__Tasks to perform__.
1. In the recap, condense the paragraph starting "Ray's pride got the best of him" into a shorter version that keeps its main facts.
2. Rewrite the recap between "Ironically, it was" and "was absolutely incredible.", inclusive, renaming "apartment" as "flat".

==== Text segment ====

Ironically, it was Emmit who inadvertently handled tying up that loose end for Varga. The confrontation between the two Stussy brothers, when Ray returned to his apartment from the motel to grab the needed getaway money, was absolutely incredible.
Serious props to Ewan McGregor for, well, acting against himself in such a tense and compelling manner.
It's finished, okay? Words said in anger. Crimes committed. We've both done things. It's a certain madness, I think, brotherhood. Buttons you push with me, that I push in you. Grudges. I don't want that anymore. So, I'm giving you the stamp.Emmit
Ray's pride got the best of him, leading to the confrontation that ended with his death. He couldn't accept Emmit's gesture, bristling at the idea that Emmit would not admit the stamp was his to begin with and therefore couldn't be "given" to him.

==== Extracted material ====

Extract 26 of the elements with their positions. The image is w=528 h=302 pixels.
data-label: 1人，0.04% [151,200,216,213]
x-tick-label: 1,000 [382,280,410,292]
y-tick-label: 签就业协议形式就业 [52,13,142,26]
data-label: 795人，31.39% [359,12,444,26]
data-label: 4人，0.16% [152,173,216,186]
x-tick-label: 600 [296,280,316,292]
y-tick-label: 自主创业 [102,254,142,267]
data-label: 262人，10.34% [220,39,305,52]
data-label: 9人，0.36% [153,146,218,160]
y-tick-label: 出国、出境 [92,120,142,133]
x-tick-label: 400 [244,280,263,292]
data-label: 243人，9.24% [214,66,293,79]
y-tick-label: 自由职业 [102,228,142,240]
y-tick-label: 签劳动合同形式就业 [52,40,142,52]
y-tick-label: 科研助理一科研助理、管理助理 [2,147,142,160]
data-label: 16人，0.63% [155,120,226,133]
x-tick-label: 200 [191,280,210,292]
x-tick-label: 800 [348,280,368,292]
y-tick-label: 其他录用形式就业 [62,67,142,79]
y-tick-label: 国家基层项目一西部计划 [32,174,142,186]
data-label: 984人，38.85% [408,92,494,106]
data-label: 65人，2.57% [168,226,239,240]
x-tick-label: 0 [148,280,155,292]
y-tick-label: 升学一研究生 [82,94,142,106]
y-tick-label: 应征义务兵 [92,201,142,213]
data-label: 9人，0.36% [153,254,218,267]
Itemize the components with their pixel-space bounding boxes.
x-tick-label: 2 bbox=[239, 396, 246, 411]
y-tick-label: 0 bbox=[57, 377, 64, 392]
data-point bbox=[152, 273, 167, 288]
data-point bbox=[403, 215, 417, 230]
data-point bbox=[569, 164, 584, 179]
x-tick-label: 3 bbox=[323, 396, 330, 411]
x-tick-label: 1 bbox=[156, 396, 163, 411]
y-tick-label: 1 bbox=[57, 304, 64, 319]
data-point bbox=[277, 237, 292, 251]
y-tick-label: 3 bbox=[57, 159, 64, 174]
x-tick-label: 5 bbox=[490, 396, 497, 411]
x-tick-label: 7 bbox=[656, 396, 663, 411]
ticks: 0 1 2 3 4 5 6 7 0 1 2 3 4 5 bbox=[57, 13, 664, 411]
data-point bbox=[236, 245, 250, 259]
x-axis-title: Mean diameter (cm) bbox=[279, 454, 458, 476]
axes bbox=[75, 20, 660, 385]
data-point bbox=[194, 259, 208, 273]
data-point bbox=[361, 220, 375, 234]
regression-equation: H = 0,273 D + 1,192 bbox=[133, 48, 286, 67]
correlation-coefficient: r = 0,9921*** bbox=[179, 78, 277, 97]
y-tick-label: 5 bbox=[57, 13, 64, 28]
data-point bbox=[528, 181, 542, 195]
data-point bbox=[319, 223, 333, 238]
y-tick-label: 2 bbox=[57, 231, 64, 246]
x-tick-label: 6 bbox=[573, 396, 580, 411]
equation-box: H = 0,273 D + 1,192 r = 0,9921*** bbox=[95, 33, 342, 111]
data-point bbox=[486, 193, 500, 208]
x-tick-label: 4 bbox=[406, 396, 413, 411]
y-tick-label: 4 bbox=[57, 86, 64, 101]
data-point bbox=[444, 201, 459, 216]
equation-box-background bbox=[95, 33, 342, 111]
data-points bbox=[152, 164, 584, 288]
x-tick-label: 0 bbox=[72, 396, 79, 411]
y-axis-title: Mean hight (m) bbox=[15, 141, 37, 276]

====

__Answer list__.
1. Ray's pride led to the confrontation that ended in his death. He rejected Emmit's gesture, angered that Emmit wouldn't admit the stamp had been Ray's all along and so couldn't be "given" to him.

2.
Ironically, it was Emmit who inadvertently handled tying up that loose end for Varga. The confrontation between the two Stussy brothers, when Ray returned to his flat from the motel to grab the needed getaway money, was absolutely incredible.